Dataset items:
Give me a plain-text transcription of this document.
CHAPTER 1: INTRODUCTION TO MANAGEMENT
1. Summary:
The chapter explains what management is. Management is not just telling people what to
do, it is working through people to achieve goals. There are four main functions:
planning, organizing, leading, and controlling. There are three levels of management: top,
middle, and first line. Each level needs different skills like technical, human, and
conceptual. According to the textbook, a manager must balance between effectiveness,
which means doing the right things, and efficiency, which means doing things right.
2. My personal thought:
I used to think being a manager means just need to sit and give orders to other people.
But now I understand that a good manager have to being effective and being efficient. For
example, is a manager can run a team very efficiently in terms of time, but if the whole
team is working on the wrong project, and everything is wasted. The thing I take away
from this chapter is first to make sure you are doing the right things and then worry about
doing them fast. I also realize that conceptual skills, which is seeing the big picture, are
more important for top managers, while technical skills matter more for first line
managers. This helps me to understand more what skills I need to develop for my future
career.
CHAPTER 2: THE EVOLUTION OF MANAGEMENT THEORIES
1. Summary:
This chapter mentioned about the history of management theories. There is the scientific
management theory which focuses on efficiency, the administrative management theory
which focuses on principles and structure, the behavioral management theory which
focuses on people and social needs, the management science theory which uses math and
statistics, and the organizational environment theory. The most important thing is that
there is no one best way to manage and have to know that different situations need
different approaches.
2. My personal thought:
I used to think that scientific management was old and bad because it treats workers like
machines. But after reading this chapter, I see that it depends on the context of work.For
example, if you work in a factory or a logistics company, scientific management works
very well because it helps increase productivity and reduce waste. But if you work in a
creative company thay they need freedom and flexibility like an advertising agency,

EXERCISE OBJECTIVE: Identify the lines that hold the word "example". Copy every one of them.

ANSWER FOR THE TASK:
example, is a manager can run a team very efficiently in terms of time, but if the whole
example, if you work in a factory or a logistics company, scientific management works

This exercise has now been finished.